GIVEN RECORDS Start Marker

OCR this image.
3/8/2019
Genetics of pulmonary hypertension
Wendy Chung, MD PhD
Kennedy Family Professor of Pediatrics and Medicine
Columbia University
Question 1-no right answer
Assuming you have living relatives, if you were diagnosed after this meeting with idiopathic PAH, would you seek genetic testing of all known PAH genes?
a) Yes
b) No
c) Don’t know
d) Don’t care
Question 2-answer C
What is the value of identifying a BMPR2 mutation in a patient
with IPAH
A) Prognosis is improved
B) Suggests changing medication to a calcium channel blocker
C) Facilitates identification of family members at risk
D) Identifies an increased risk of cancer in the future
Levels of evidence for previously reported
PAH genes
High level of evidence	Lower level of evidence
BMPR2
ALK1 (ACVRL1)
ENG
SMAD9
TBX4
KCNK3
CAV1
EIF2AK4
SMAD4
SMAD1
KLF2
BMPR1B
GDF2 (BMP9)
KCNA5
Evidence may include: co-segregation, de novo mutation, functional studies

GIVEN RECORDS End Marker

> _TASK OBJECTIVE_:
Give the full listing above again, exactly as it was presented.

> _RESPONSE AREA_:
OCR this image.
3/8/2019
Genetics of pulmonary hypertension
Wendy Chung, MD PhD
Kennedy Family Professor of Pediatrics and Medicine
Columbia University
Question 1-no right answer
Assuming you have living relatives, if you were diagnosed after this meeting with idiopathic PAH, would you seek genetic testing of all known PAH genes?
a) Yes
b) No
c) Don’t know
d) Don’t care
Question 2-answer C
What is the value of identifying a BMPR2 mutation in a patient
with IPAH
A) Prognosis is improved
B) Suggests changing medication to a calcium channel blocker
C) Facilitates identification of family members at risk
D) Identifies an increased risk of cancer in the future
Levels of evidence for previously reported
PAH genes
High level of evidence	Lower level of evidence
BMPR2
ALK1 (ACVRL1)
ENG
SMAD9
TBX4
KCNK3
CAV1
EIF2AK4
SMAD4
SMAD1
KLF2
BMPR1B
GDF2 (BMP9)
KCNA5
Evidence may include: co-segregation, de novo mutation, functional studies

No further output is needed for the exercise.